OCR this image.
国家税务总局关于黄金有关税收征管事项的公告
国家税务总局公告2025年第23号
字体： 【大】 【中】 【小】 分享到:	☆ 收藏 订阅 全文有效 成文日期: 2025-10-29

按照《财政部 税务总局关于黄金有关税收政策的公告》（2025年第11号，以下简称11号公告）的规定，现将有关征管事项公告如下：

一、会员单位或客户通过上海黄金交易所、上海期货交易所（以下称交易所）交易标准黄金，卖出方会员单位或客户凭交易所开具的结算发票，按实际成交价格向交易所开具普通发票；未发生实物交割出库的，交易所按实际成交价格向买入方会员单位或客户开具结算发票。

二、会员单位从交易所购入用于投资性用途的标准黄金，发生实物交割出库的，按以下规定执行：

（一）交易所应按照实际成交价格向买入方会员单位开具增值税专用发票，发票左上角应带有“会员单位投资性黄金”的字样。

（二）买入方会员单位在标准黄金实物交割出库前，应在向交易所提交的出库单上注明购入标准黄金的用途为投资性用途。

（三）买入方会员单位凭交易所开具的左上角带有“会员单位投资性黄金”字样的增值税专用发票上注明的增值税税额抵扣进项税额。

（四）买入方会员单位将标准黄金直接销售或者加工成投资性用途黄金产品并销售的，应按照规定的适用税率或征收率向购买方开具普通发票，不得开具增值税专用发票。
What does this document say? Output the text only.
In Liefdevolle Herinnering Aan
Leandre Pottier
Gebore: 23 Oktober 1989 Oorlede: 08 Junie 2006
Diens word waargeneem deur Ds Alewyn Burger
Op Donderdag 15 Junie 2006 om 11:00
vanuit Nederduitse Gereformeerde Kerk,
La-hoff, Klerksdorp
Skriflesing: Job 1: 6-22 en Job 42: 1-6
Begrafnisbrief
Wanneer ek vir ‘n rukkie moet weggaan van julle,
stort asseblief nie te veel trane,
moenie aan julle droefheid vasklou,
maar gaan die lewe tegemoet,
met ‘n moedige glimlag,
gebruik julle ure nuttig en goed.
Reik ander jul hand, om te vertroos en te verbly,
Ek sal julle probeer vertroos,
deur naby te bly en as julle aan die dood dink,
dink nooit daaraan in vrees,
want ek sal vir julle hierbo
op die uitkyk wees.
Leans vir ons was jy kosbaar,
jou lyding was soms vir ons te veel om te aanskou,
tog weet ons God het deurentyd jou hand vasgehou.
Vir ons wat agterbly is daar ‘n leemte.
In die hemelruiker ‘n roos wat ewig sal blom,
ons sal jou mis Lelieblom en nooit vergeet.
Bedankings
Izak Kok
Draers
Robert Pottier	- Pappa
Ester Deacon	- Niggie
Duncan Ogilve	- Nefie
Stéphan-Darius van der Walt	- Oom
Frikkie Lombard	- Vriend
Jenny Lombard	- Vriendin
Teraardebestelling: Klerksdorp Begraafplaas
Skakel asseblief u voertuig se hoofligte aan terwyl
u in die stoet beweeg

Stated task:
Begin with the line that contains "What does this" and set down each line exactly until the records above end, including the final line.

Full output:
What does this document say? Output the text only.
In Liefdevolle Herinnering Aan
Leandre Pottier
Gebore: 23 Oktober 1989 Oorlede: 08 Junie 2006
Diens word waargeneem deur Ds Alewyn Burger
Op Donderdag 15 Junie 2006 om 11:00
vanuit Nederduitse Gereformeerde Kerk,
La-hoff, Klerksdorp
Skriflesing: Job 1: 6-22 en Job 42: 1-6
Begrafnisbrief
Wanneer ek vir ‘n rukkie moet weggaan van julle,
stort asseblief nie te veel trane,
moenie aan julle droefheid vasklou,
maar gaan die lewe tegemoet,
met ‘n moedige glimlag,
gebruik julle ure nuttig en goed.
Reik ander jul hand, om te vertroos en te verbly,
Ek sal julle probeer vertroos,
deur naby te bly en as julle aan die dood dink,
dink nooit daaraan in vrees,
want ek sal vir julle hierbo
op die uitkyk wees.
Leans vir ons was jy kosbaar,
jou lyding was soms vir ons te veel om te aanskou,
tog weet ons God het deurentyd jou hand vasgehou.
Vir ons wat agterbly is daar ‘n leemte.
In die hemelruiker ‘n roos wat ewig sal blom,
ons sal jou mis Lelieblom en nooit vergeet.
Bedankings
Izak Kok
Draers
Robert Pottier	- Pappa
Ester Deacon	- Niggie
Duncan Ogilve	- Nefie
Stéphan-Darius van der Walt	- Oom
Frikkie Lombard	- Vriend
Jenny Lombard	- Vriendin
Teraardebestelling: Klerksdorp Begraafplaas
Skakel asseblief u voertuig se hoofligte aan terwyl
u in die stoet beweeg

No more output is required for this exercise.